• Written instruction:
Identify the lines holding "Ajustar" and copy them.

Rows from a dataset
>> Start

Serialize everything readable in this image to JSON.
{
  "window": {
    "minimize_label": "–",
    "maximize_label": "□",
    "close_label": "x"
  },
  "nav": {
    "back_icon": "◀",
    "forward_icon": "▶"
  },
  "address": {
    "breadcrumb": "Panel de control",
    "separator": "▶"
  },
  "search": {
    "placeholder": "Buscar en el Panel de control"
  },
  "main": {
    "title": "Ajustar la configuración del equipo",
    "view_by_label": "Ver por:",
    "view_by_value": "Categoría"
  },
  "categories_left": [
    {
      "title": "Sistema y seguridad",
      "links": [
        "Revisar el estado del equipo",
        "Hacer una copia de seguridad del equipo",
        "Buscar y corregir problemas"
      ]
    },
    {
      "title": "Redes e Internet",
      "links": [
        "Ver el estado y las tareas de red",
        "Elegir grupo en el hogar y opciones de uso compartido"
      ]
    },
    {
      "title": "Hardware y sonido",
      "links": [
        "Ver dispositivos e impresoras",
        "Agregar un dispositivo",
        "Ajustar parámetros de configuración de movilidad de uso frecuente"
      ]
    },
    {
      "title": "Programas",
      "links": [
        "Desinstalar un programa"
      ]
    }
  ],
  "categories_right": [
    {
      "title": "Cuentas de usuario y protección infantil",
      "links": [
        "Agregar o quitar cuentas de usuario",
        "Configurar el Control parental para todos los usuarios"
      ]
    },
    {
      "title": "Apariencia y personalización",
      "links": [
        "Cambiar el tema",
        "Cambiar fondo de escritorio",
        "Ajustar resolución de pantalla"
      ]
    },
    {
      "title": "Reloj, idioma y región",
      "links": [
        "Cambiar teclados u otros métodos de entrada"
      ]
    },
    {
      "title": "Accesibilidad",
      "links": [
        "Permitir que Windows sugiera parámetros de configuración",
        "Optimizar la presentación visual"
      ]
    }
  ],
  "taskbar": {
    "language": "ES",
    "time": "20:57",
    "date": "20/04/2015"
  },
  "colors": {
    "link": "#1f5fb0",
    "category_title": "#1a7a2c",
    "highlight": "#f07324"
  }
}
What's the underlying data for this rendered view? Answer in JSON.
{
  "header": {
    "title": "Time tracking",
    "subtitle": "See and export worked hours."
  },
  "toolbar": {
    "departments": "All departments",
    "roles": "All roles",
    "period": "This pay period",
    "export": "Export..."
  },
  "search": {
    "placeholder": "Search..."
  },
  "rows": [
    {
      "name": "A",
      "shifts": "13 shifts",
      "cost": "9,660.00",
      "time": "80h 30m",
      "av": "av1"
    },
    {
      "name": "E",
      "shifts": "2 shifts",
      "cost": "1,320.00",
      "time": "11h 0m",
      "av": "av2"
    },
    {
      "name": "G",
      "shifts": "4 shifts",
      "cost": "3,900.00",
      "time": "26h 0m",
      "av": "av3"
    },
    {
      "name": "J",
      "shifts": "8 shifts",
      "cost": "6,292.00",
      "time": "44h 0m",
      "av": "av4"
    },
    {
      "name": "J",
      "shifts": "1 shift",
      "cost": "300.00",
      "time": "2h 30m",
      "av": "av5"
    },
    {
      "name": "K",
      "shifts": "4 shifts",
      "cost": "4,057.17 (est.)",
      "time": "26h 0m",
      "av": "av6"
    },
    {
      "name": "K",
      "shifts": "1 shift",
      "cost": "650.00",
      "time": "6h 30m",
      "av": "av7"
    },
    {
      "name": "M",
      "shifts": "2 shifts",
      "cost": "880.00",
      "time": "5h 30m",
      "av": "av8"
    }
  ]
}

>> End

• Solution for this task:
    "title": "Ajustar la configuración del equipo",
        "Ajustar parámetros de configuración de movilidad de uso frecuente"
        "Ajustar resolución de pantalla"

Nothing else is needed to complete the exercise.